● **WHAT YOU WILL DO**:
Extract each line bearing the word "pattern".

● **EXERCISE MATERIAL**:
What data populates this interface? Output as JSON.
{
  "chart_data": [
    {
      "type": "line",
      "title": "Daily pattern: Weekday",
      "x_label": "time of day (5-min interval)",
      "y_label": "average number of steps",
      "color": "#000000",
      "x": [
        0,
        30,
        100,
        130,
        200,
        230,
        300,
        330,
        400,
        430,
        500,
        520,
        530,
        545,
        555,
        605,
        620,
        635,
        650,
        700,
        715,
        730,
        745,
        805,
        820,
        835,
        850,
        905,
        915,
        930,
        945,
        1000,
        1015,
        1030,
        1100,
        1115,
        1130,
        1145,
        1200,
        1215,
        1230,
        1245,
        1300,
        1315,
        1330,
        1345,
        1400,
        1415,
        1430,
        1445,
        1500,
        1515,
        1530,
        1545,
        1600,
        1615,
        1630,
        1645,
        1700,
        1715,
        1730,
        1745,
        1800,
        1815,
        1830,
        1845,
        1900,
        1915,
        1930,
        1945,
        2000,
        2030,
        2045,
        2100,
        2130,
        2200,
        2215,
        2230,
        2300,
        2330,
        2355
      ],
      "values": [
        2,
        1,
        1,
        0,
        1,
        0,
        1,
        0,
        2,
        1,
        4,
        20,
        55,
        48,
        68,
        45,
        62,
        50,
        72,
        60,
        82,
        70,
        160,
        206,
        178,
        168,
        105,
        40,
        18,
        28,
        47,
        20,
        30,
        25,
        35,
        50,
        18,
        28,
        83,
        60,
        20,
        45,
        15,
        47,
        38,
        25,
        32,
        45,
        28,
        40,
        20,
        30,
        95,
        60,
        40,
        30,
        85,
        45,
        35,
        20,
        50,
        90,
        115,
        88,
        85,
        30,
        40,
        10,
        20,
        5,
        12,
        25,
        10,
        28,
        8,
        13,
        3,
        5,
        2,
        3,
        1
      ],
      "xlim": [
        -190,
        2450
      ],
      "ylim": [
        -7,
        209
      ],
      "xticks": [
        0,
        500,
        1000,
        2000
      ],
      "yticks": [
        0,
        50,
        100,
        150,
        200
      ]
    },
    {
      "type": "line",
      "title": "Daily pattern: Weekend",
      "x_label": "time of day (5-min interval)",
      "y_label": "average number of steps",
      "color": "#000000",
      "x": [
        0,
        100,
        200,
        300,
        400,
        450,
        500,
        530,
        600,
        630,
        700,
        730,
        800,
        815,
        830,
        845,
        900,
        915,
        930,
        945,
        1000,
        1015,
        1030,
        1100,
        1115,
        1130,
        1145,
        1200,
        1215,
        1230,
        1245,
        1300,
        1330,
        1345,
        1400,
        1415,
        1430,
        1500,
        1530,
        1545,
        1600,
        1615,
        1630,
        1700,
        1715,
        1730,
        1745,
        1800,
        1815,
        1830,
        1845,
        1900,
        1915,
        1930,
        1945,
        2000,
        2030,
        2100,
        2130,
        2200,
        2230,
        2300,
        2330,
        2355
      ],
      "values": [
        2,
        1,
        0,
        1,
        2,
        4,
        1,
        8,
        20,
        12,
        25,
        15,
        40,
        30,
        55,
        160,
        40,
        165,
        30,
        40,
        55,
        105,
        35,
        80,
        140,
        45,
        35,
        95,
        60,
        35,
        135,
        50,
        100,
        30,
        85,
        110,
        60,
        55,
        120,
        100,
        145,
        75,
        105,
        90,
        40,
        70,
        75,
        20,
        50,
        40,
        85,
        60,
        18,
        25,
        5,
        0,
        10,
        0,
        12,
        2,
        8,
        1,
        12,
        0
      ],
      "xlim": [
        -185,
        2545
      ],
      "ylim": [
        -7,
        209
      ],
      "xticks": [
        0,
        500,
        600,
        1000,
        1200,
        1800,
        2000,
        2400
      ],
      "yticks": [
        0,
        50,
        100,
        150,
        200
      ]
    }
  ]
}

● **PROBLEM SOLUTION**:
      "title": "Daily pattern: Weekday",
      "title": "Daily pattern: Weekend",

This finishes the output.